Task
Leave the pictures behind and reproduce every line of the listing exactly.

- Opening Delimiter -

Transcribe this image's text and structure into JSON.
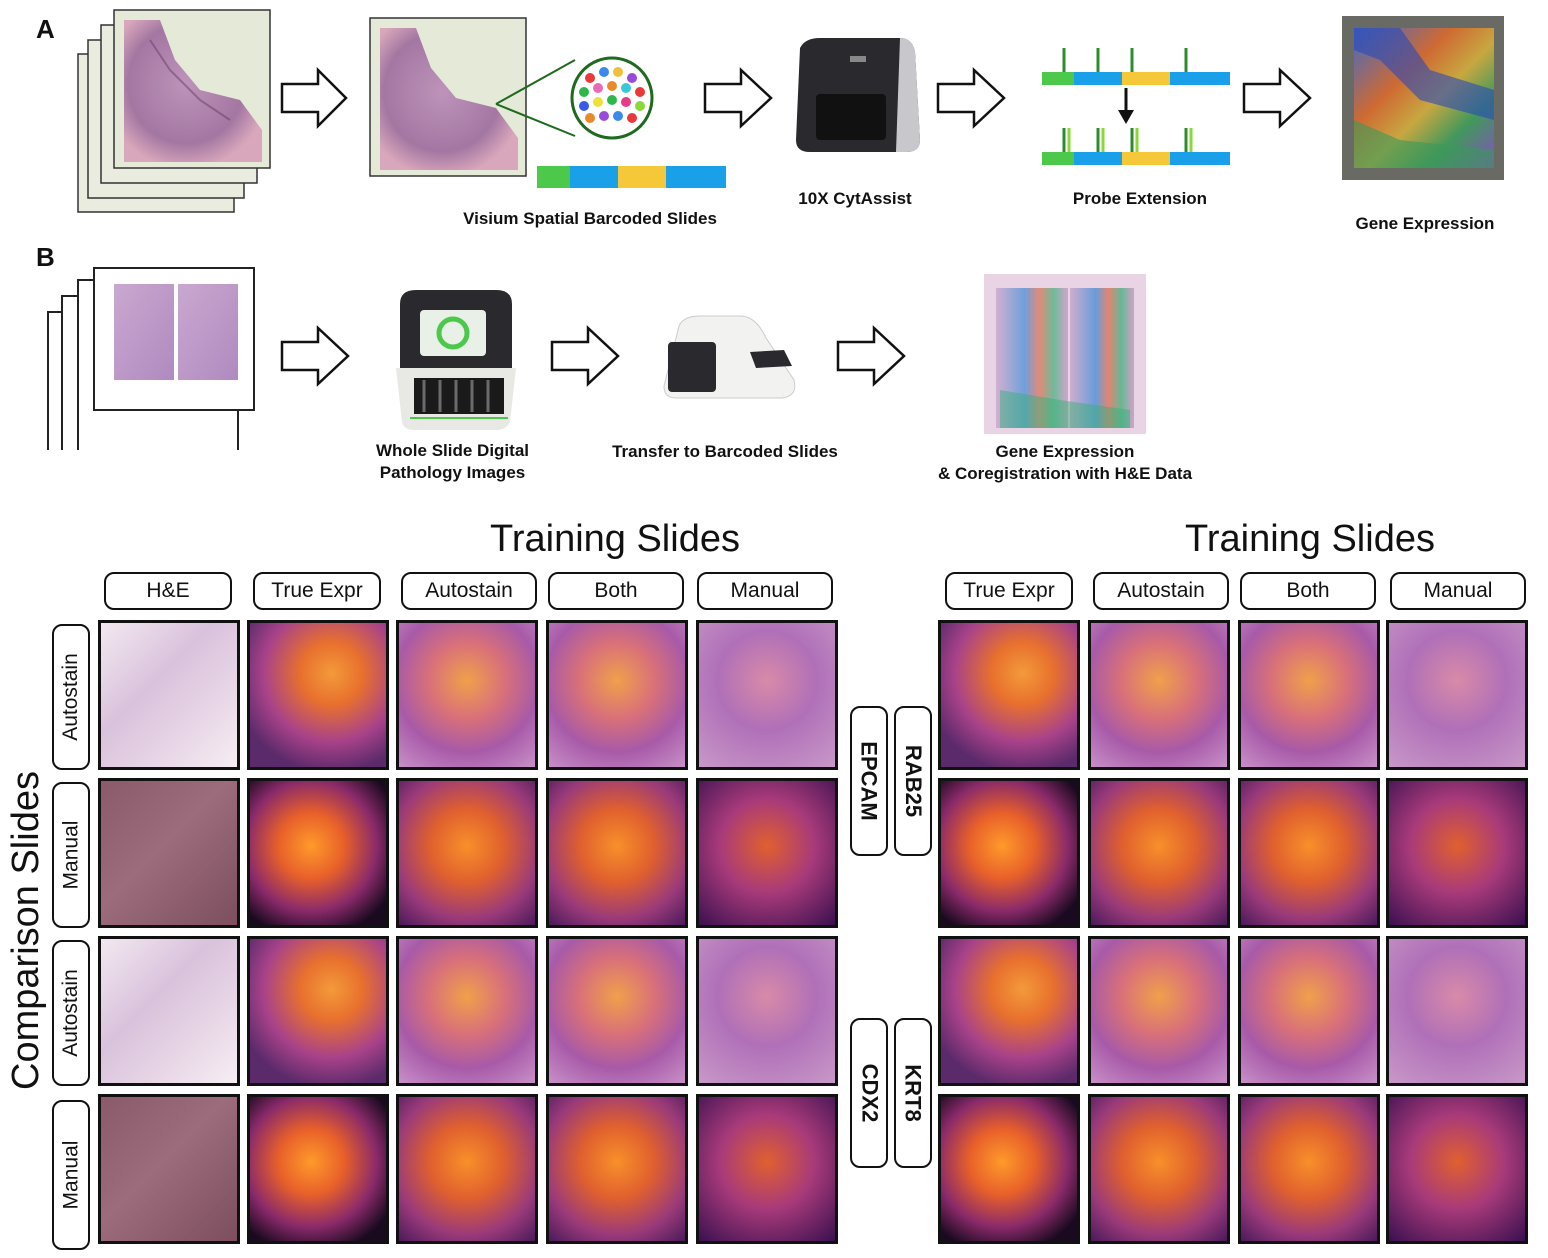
{
  "panelA": {
    "letter": "A",
    "captions": {
      "visium": "Visium Spatial Barcoded Slides",
      "cytassist": "10X CytAssist",
      "probe": "Probe Extension",
      "gene": "Gene Expression"
    }
  },
  "panelB": {
    "letter": "B",
    "captions": {
      "wsi_line1": "Whole Slide Digital",
      "wsi_line2": "Pathology Images",
      "transfer": "Transfer to Barcoded Slides",
      "gene_line1": "Gene Expression",
      "gene_line2": "& Coregistration with H&E Data"
    }
  },
  "grid": {
    "title_left": "Training Slides",
    "title_right": "Training Slides",
    "side_title": "Comparison Slides",
    "left_columns": [
      "H&E",
      "True Expr",
      "Autostain",
      "Both",
      "Manual"
    ],
    "right_columns": [
      "True Expr",
      "Autostain",
      "Both",
      "Manual"
    ],
    "rows": [
      "Autostain",
      "Manual",
      "Autostain",
      "Manual"
    ],
    "genes_left": [
      "EPCAM",
      "CDX2"
    ],
    "genes_right": [
      "RAB25",
      "KRT8"
    ]
  },
  "colors": {
    "barcode_green": "#4cc84a",
    "barcode_blue": "#1aa0e8",
    "barcode_yellow": "#f5c83a",
    "probe_green": "#2e8b2e"
  }
}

- Closing Delimiter -

Written solution
Transcribe this image's text and structure into JSON.
{
  "panelA": {
    "letter": "A",
    "captions": {
      "visium": "Visium Spatial Barcoded Slides",
      "cytassist": "10X CytAssist",
      "probe": "Probe Extension",
      "gene": "Gene Expression"
    }
  },
  "panelB": {
    "letter": "B",
    "captions": {
      "wsi_line1": "Whole Slide Digital",
      "wsi_line2": "Pathology Images",
      "transfer": "Transfer to Barcoded Slides",
      "gene_line1": "Gene Expression",
      "gene_line2": "& Coregistration with H&E Data"
    }
  },
  "grid": {
    "title_left": "Training Slides",
    "title_right": "Training Slides",
    "side_title": "Comparison Slides",
    "left_columns": [
      "H&E",
      "True Expr",
      "Autostain",
      "Both",
      "Manual"
    ],
    "right_columns": [
      "True Expr",
      "Autostain",
      "Both",
      "Manual"
    ],
    "rows": [
      "Autostain",
      "Manual",
      "Autostain",
      "Manual"
    ],
    "genes_left": [
      "EPCAM",
      "CDX2"
    ],
    "genes_right": [
      "RAB25",
      "KRT8"
    ]
  },
  "colors": {
    "barcode_green": "#4cc84a",
    "barcode_blue": "#1aa0e8",
    "barcode_yellow": "#f5c83a",
    "probe_green": "#2e8b2e"
  }
}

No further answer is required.